== Data supplied

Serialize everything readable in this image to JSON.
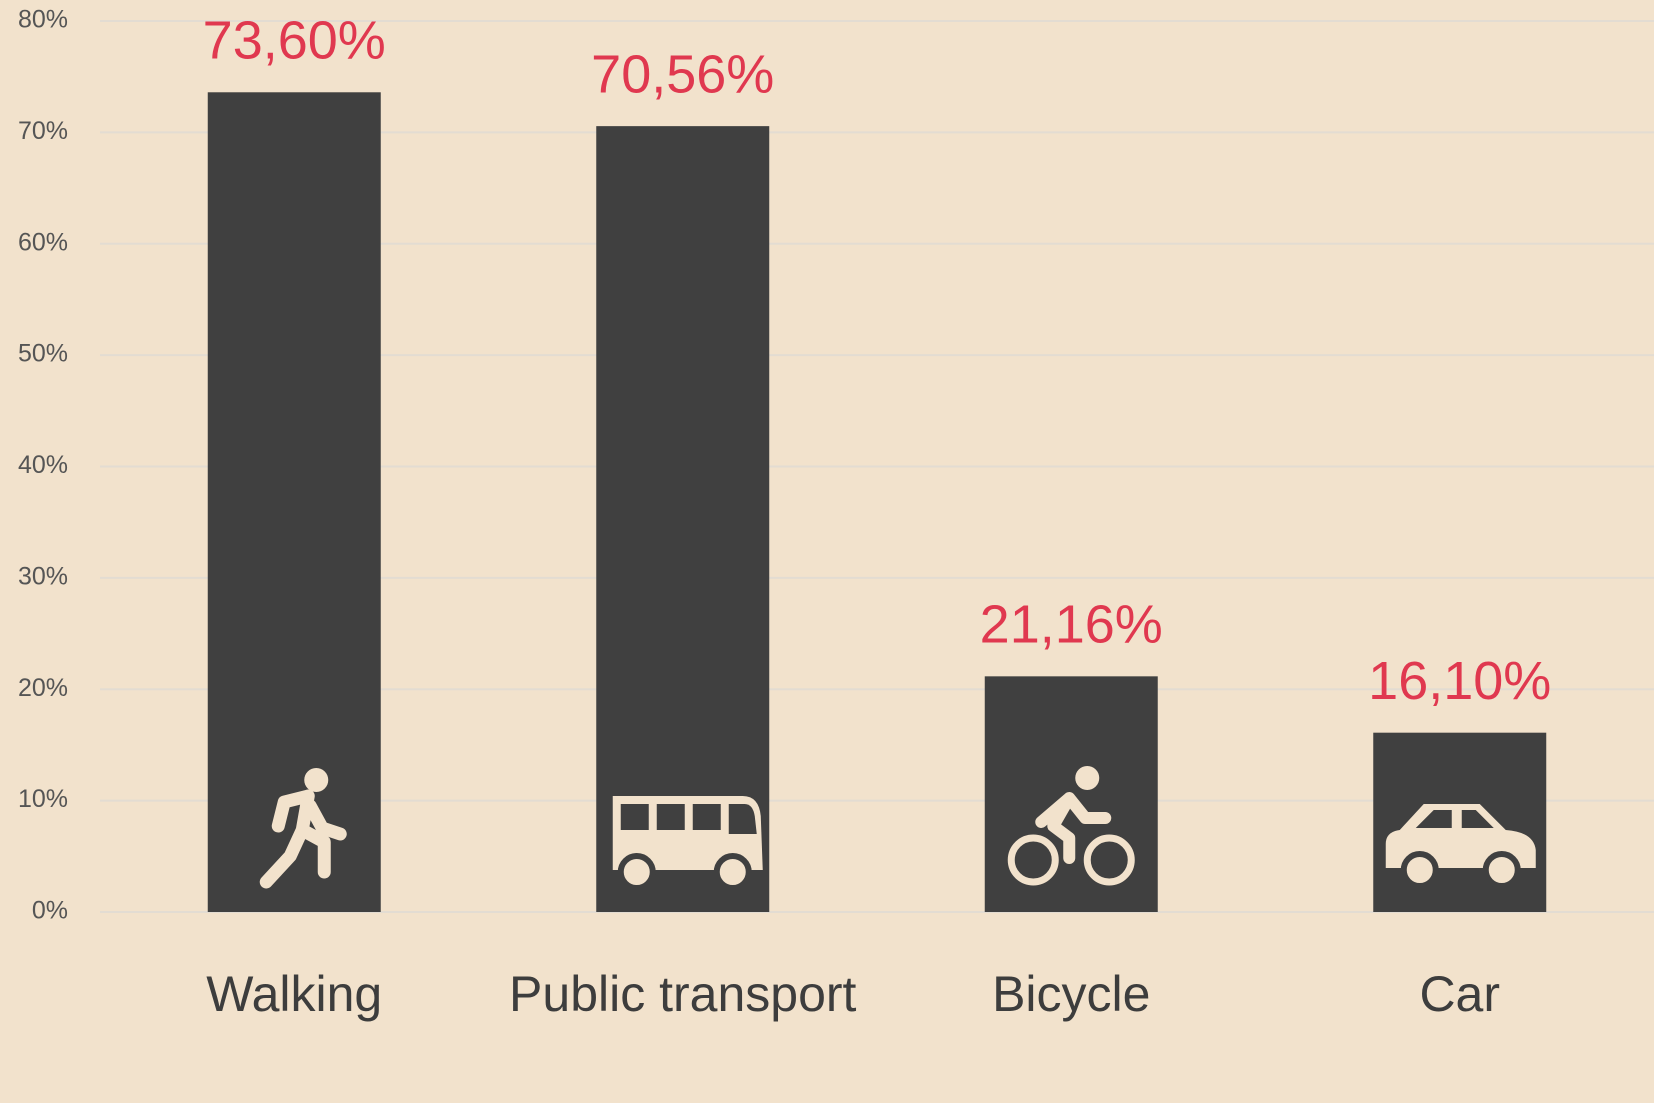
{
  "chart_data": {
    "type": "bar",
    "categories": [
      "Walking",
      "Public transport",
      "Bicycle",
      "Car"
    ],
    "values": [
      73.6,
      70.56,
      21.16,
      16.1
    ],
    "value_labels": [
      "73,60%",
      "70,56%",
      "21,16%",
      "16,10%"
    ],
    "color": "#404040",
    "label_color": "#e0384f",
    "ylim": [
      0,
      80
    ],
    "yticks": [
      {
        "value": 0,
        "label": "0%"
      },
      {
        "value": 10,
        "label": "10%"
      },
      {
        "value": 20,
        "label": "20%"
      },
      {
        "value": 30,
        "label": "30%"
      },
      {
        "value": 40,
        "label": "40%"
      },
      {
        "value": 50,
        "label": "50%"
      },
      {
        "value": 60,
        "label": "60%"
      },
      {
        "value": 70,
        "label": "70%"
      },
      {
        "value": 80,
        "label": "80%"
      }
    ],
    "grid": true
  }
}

====

**What is expected:**
Set the data above down again exactly as given, with no pictures.

**Written answer:**
Serialize everything readable in this image to JSON.
{
  "chart_data": {
    "type": "bar",
    "categories": [
      "Walking",
      "Public transport",
      "Bicycle",
      "Car"
    ],
    "values": [
      73.6,
      70.56,
      21.16,
      16.1
    ],
    "value_labels": [
      "73,60%",
      "70,56%",
      "21,16%",
      "16,10%"
    ],
    "color": "#404040",
    "label_color": "#e0384f",
    "ylim": [
      0,
      80
    ],
    "yticks": [
      {
        "value": 0,
        "label": "0%"
      },
      {
        "value": 10,
        "label": "10%"
      },
      {
        "value": 20,
        "label": "20%"
      },
      {
        "value": 30,
        "label": "30%"
      },
      {
        "value": 40,
        "label": "40%"
      },
      {
        "value": 50,
        "label": "50%"
      },
      {
        "value": 60,
        "label": "60%"
      },
      {
        "value": 70,
        "label": "70%"
      },
      {
        "value": 80,
        "label": "80%"
      }
    ],
    "grid": true
  }
}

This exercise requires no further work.